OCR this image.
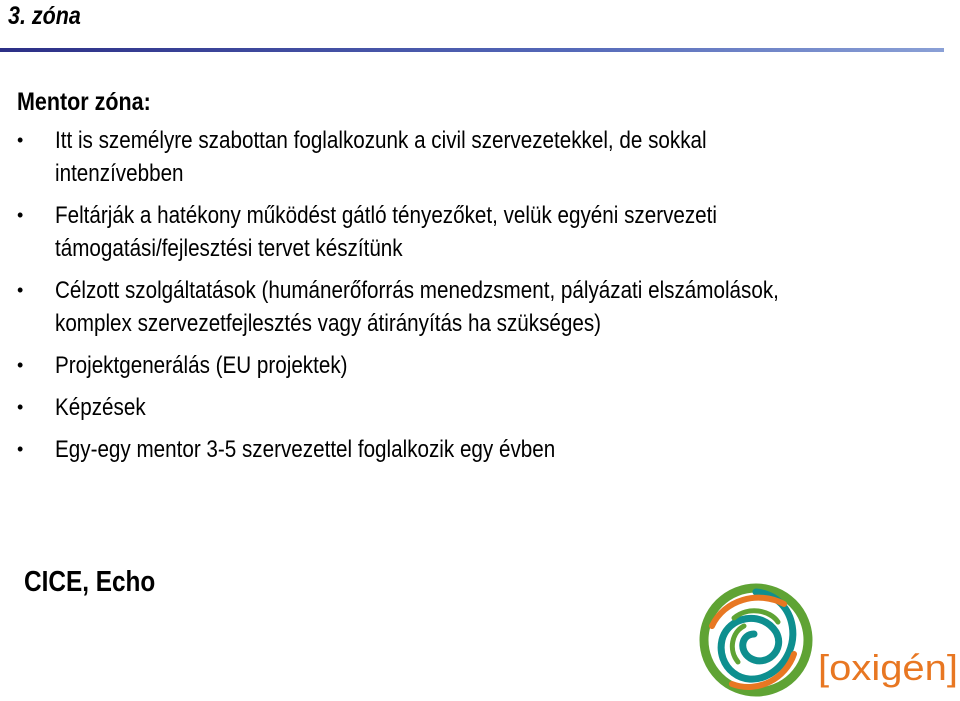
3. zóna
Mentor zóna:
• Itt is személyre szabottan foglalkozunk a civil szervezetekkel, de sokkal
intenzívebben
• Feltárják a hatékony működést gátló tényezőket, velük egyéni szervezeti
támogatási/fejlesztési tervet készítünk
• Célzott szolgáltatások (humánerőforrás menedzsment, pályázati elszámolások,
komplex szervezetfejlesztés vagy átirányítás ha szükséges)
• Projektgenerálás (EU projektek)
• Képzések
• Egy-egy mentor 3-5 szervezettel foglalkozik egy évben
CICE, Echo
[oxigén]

● **Task goal**
Print all of the entries word for word. Omit the pictures they contain.

● **Worked solution**
OCR this image.
3. zóna
Mentor zóna:
• Itt is személyre szabottan foglalkozunk a civil szervezetekkel, de sokkal
intenzívebben
• Feltárják a hatékony működést gátló tényezőket, velük egyéni szervezeti
támogatási/fejlesztési tervet készítünk
• Célzott szolgáltatások (humánerőforrás menedzsment, pályázati elszámolások,
komplex szervezetfejlesztés vagy átirányítás ha szükséges)
• Projektgenerálás (EU projektek)
• Képzések
• Egy-egy mentor 3-5 szervezettel foglalkozik egy évben
CICE, Echo
[oxigén]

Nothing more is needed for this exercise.